Find each line with the string "Terms" and copy it.

** start Dataset records **

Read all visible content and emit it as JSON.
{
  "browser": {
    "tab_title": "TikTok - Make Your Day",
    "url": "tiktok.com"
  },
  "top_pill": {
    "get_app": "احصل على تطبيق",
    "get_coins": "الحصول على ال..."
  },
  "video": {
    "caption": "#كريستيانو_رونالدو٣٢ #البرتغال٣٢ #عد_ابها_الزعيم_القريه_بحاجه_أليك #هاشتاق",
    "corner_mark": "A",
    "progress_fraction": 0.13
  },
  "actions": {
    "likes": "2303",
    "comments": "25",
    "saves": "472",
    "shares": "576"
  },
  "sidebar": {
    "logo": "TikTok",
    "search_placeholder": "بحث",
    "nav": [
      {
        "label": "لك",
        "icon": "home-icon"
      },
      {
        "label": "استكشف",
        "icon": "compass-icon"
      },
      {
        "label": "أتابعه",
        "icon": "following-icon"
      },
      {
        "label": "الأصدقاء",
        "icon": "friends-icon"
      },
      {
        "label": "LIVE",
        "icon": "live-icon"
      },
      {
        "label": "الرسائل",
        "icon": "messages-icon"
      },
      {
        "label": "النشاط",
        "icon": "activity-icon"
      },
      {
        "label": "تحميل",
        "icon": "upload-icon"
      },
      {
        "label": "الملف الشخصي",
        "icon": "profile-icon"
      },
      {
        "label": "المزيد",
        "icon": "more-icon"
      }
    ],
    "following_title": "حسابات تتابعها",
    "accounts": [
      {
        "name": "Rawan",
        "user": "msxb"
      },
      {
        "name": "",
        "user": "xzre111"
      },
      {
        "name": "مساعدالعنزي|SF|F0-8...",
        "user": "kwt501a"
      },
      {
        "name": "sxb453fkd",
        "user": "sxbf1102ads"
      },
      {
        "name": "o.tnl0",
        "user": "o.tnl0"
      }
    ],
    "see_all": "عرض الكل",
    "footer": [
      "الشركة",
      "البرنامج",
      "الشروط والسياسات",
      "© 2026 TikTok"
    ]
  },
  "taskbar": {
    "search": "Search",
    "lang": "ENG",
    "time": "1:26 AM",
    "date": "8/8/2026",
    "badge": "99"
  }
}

** end Dataset records **
** start Dataset records **

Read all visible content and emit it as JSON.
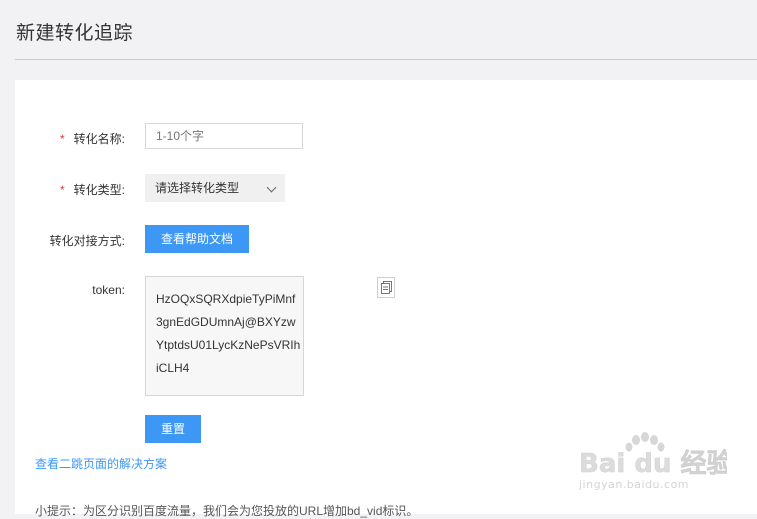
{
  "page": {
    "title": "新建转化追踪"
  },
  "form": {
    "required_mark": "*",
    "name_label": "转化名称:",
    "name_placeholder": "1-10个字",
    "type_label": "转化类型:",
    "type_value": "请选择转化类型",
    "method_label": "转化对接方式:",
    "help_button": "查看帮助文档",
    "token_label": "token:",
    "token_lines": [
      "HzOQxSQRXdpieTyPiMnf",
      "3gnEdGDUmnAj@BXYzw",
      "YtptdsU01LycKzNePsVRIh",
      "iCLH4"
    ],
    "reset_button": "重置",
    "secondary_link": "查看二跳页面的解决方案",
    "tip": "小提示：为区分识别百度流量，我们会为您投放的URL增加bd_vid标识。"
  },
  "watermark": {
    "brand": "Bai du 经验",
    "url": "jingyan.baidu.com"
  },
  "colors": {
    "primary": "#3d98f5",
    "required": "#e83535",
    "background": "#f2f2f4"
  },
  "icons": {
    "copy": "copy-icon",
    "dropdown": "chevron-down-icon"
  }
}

** end Dataset records **
** start Dataset records **

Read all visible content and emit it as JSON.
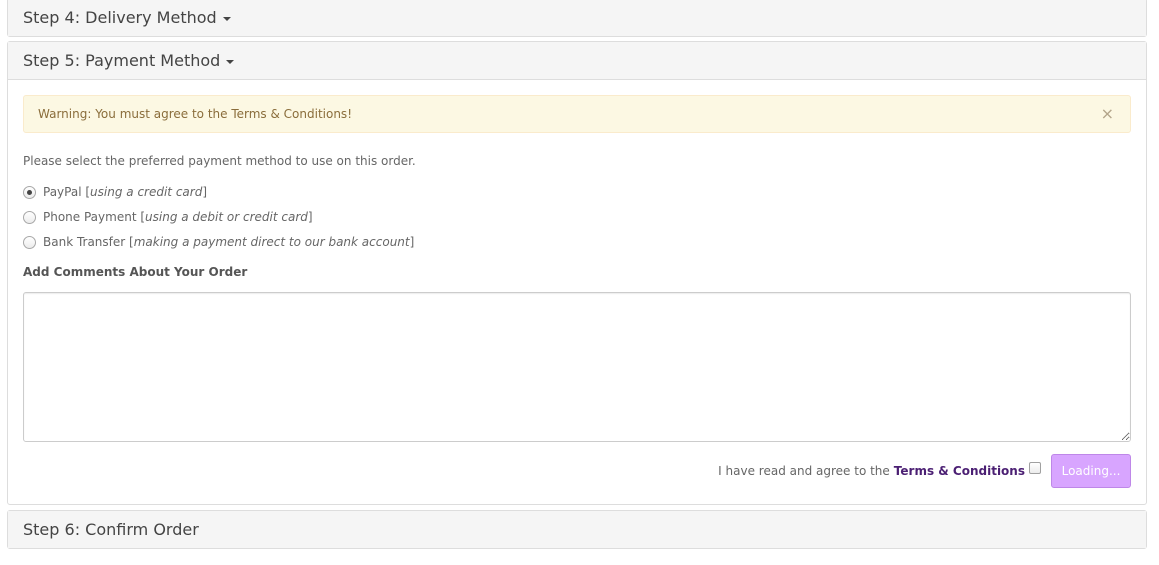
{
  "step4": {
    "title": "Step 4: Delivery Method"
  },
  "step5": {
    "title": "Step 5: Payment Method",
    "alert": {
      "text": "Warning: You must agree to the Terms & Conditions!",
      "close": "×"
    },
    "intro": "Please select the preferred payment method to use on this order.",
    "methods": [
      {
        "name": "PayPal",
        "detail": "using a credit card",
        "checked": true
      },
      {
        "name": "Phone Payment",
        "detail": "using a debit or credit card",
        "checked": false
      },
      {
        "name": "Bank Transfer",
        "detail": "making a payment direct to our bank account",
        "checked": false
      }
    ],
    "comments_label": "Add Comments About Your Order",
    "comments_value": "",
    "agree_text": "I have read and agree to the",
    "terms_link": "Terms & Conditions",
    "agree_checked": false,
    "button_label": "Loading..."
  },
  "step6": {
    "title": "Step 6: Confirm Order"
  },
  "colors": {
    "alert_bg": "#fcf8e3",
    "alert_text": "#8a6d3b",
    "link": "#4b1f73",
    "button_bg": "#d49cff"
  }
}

** end Dataset records **

### Solution:
      "text": "Warning: You must agree to the Terms & Conditions!",
    "terms_link": "Terms & Conditions",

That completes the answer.